[Stored dataset items]
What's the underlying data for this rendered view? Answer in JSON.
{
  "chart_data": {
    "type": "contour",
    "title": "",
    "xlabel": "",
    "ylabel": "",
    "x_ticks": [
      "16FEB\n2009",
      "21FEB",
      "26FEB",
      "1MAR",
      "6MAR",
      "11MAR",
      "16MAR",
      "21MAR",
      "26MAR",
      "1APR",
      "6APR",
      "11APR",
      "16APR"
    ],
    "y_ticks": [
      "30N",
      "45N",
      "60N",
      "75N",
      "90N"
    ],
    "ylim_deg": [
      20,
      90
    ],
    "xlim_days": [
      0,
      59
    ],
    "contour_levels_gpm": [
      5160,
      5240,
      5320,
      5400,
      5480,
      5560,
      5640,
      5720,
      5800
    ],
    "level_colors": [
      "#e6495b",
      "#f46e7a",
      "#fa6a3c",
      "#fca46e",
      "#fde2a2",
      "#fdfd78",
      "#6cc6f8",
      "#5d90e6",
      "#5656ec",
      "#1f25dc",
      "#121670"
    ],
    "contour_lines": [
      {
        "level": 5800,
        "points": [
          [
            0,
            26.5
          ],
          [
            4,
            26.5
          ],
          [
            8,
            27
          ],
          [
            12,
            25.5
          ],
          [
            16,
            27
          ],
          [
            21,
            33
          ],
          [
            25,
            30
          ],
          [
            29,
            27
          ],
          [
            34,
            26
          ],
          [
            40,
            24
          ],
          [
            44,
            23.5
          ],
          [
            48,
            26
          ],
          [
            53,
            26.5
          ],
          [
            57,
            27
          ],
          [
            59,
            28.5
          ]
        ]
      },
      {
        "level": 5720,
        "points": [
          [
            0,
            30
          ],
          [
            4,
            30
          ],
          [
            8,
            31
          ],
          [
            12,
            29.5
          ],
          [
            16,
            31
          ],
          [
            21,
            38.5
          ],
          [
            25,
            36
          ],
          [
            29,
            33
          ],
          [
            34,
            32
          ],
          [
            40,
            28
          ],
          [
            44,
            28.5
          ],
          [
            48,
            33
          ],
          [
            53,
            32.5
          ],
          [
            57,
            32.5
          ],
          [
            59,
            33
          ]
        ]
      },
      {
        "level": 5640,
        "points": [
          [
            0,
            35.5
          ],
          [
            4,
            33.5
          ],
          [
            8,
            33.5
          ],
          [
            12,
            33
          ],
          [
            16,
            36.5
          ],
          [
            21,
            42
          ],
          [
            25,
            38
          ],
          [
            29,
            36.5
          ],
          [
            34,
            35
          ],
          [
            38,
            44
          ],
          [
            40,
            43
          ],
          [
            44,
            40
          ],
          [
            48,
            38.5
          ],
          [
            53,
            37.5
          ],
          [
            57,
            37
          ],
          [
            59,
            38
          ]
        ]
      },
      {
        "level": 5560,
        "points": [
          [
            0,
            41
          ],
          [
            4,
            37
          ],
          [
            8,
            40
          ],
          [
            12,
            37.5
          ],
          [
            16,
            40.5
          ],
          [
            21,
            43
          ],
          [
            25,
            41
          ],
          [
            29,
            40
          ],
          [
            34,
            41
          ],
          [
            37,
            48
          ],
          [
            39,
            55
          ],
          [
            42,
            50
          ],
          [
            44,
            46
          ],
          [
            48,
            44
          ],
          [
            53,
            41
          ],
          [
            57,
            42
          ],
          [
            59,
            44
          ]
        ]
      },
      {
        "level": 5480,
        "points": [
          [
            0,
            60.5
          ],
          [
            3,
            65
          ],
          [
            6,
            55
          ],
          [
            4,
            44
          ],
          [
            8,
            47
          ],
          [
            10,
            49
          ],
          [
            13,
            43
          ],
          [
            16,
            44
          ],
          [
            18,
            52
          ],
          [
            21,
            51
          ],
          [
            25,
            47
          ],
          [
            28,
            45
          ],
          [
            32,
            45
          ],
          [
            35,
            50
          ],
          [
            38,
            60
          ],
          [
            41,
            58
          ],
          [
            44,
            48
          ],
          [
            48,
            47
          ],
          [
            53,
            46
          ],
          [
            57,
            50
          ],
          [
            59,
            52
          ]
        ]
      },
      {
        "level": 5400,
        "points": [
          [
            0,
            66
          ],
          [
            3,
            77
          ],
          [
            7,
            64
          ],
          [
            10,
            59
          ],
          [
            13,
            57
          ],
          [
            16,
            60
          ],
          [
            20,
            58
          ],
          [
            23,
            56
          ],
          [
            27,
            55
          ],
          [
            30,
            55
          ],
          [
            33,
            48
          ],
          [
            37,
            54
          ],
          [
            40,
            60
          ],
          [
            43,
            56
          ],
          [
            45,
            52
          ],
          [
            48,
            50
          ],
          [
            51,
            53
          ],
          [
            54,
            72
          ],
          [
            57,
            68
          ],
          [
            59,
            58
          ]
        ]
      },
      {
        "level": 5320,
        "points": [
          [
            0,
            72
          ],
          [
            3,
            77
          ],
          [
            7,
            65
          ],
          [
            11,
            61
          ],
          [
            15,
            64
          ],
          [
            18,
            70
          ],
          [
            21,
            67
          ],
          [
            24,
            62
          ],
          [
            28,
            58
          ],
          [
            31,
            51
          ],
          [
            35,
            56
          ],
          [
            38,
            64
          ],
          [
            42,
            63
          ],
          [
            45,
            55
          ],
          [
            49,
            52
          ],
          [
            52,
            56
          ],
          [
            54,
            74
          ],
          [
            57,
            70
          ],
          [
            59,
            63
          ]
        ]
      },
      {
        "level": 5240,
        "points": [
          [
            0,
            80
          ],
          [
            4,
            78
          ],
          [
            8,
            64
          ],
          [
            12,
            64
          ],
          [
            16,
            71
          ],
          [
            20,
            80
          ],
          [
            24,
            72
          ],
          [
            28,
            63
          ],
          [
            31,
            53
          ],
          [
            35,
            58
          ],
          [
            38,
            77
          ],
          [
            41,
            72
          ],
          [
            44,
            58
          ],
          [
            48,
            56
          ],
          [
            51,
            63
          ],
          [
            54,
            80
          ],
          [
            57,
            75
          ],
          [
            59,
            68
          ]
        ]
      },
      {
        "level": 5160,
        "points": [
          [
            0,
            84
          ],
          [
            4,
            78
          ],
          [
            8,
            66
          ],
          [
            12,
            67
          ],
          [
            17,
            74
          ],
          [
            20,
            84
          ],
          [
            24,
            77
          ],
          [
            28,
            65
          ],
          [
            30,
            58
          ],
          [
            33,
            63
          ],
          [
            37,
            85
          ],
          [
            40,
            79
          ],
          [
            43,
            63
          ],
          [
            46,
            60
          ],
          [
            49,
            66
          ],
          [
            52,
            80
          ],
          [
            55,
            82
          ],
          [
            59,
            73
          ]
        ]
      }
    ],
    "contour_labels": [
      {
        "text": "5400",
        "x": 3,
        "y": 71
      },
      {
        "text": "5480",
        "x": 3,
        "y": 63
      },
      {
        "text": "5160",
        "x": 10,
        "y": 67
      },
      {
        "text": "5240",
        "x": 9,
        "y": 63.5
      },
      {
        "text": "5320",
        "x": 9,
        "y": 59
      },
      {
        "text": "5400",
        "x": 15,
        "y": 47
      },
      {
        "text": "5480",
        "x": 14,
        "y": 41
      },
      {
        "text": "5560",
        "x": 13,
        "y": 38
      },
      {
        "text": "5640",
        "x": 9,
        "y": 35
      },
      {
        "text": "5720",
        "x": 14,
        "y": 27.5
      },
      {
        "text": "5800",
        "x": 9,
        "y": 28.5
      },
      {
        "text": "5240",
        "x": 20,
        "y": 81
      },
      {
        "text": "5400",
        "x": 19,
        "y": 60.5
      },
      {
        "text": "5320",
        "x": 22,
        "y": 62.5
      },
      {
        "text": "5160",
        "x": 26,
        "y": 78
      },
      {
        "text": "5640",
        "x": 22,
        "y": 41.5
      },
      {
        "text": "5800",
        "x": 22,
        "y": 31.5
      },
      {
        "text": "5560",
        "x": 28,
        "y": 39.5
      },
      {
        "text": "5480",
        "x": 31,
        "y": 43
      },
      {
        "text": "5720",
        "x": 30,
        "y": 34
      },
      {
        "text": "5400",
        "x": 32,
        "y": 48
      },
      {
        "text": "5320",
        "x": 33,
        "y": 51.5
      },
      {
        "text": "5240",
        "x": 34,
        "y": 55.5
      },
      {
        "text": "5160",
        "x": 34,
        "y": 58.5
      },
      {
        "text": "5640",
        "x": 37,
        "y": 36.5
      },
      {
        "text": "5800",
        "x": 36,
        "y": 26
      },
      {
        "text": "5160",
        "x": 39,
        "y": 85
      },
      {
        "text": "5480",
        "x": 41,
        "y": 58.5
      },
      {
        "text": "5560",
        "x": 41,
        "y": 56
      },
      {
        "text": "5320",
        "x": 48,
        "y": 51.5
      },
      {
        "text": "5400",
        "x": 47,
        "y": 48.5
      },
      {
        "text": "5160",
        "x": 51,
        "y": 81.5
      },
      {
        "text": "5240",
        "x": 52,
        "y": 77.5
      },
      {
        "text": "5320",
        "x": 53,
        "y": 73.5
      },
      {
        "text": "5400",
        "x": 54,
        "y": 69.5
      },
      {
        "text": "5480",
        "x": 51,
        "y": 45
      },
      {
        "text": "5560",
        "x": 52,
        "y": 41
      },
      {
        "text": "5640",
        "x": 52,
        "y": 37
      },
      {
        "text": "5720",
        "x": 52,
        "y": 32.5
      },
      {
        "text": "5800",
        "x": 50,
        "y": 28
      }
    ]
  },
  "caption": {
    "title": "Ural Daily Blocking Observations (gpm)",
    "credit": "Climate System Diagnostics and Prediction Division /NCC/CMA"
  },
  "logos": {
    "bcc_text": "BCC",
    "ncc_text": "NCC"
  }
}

### INSTRUCTIONS TO FOLLOW
Return a copy of every line that includes the word "title".

### FULL OUTPUT
    "title": "",
    "title": "Ural Daily Blocking Observations (gpm)",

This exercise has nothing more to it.